**WORK REQUIRED:**
Copy each line containing the word "KULCHA" from the records that follow, please.

[Dataset items]
--- begin ---
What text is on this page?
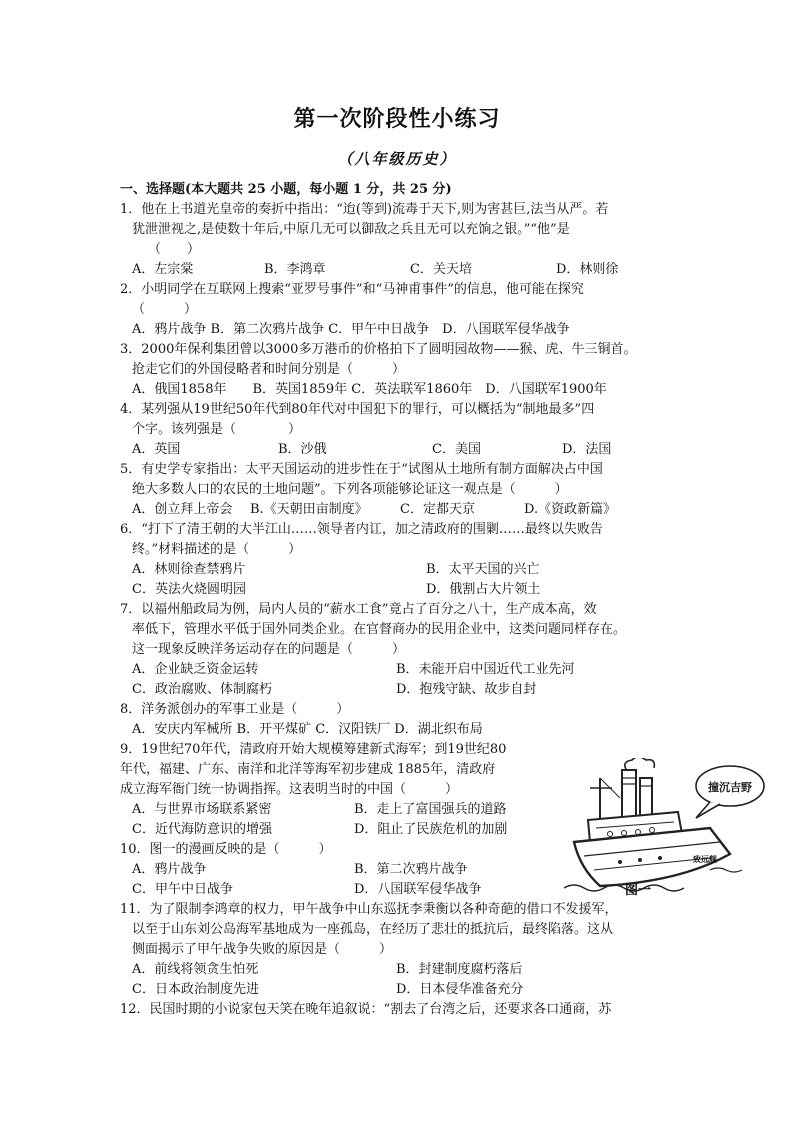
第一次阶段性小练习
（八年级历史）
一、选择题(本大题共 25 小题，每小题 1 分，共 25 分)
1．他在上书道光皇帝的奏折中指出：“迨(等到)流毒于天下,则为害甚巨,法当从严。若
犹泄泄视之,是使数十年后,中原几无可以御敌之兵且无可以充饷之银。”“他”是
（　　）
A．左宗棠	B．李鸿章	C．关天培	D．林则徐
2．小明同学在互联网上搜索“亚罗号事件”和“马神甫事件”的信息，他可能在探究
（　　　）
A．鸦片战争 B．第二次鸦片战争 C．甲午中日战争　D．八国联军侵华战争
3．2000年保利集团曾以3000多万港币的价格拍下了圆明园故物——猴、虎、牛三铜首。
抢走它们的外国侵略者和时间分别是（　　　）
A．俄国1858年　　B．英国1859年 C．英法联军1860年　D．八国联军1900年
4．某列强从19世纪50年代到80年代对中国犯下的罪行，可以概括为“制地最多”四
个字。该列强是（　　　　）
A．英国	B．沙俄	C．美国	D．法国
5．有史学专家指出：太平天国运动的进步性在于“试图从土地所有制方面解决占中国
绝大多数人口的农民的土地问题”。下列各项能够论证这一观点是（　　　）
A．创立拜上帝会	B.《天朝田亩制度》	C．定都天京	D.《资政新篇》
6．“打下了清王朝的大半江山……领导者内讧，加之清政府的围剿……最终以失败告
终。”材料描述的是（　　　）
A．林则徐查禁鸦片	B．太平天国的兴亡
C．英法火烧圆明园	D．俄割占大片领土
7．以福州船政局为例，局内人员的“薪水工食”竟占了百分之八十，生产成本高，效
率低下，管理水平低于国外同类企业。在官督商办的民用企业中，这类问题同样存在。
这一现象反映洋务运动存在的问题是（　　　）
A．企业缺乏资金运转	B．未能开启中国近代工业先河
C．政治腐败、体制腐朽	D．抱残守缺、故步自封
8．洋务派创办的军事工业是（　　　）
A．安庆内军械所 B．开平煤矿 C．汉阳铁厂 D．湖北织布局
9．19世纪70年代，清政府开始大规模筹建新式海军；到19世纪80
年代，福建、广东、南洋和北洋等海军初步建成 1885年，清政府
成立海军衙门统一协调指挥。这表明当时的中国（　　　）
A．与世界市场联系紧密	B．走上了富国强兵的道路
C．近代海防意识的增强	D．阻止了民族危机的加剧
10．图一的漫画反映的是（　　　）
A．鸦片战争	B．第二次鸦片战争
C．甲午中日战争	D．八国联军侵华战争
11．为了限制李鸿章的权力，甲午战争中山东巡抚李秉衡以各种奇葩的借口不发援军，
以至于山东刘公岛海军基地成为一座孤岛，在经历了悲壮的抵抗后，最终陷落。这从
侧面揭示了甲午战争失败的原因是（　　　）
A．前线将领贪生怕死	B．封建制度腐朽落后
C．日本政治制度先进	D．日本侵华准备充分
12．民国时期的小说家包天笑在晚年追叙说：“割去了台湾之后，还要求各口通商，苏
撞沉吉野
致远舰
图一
--- end ---
--- begin ---
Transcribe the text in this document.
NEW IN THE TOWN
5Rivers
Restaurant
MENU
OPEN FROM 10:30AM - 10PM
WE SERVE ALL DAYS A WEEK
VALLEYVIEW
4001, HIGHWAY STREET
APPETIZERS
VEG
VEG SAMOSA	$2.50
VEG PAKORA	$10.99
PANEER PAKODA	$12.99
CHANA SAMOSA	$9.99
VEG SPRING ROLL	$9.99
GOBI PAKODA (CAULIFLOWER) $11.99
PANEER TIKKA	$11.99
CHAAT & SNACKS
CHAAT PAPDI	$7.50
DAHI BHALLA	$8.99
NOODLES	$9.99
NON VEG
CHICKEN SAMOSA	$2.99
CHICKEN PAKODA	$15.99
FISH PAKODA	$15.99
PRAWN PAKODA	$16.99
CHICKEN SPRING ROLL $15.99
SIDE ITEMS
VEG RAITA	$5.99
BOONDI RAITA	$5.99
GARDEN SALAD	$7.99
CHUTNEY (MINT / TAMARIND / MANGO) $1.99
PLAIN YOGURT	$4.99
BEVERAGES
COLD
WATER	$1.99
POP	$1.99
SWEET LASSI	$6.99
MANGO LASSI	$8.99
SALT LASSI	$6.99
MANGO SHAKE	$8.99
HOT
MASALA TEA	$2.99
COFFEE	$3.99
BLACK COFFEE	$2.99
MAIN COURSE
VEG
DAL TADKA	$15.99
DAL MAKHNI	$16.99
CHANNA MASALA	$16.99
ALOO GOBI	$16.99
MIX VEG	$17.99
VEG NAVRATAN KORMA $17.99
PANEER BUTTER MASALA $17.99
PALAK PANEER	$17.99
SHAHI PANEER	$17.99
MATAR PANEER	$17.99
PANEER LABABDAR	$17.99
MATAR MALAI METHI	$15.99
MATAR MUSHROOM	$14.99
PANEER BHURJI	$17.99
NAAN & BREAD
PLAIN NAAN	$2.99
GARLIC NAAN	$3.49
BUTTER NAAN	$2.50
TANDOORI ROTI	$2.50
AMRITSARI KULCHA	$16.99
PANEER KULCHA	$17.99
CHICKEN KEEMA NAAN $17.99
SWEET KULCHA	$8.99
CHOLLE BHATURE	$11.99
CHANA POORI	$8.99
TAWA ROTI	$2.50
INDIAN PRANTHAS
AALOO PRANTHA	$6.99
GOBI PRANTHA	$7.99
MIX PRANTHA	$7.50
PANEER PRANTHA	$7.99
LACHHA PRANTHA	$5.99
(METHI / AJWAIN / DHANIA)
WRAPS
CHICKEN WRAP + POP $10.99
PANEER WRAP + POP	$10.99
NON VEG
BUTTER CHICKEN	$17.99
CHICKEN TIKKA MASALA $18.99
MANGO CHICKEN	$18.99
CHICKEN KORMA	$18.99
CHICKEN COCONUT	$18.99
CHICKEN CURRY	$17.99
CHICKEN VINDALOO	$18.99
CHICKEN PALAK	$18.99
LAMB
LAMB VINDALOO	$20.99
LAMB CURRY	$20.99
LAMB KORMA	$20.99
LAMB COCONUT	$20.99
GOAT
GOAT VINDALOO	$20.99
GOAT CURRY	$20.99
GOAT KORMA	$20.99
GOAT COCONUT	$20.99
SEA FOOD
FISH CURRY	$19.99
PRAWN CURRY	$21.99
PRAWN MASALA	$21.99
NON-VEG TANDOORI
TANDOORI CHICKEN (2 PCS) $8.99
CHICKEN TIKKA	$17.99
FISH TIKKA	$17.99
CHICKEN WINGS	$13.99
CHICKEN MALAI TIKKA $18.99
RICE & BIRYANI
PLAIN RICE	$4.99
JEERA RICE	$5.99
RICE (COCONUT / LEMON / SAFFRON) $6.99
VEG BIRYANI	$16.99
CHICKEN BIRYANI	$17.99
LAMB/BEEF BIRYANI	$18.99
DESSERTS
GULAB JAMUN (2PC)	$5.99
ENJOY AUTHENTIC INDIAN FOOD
--- end ---
--- begin ---
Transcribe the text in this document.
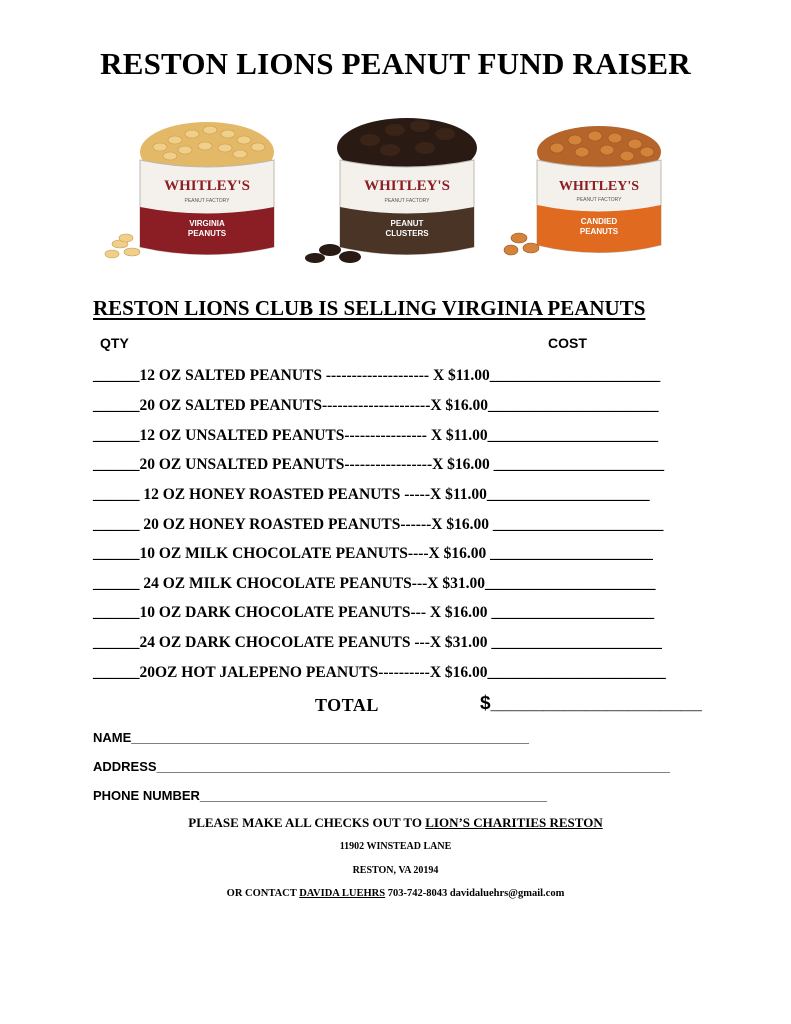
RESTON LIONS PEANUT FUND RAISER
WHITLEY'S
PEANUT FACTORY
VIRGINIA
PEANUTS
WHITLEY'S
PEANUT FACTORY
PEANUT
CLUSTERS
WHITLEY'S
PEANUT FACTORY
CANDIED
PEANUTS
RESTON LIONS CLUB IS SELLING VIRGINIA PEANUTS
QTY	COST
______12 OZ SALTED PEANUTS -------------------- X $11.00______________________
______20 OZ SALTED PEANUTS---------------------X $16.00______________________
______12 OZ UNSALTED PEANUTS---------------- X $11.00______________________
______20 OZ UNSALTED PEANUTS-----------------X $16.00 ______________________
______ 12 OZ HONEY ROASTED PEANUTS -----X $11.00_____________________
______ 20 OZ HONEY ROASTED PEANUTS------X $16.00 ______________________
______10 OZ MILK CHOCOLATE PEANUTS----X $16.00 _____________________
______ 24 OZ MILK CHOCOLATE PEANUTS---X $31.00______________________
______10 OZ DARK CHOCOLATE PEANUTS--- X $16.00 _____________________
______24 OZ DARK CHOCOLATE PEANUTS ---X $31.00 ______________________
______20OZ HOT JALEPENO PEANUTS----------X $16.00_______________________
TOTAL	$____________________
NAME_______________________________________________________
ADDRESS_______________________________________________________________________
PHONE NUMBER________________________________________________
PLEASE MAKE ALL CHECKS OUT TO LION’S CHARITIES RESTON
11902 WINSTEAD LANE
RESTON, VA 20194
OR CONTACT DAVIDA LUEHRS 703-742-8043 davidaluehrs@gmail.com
--- end ---
**THE REPLY:**
AMRITSARI KULCHA	$16.99
PANEER KULCHA	$17.99
SWEET KULCHA	$8.99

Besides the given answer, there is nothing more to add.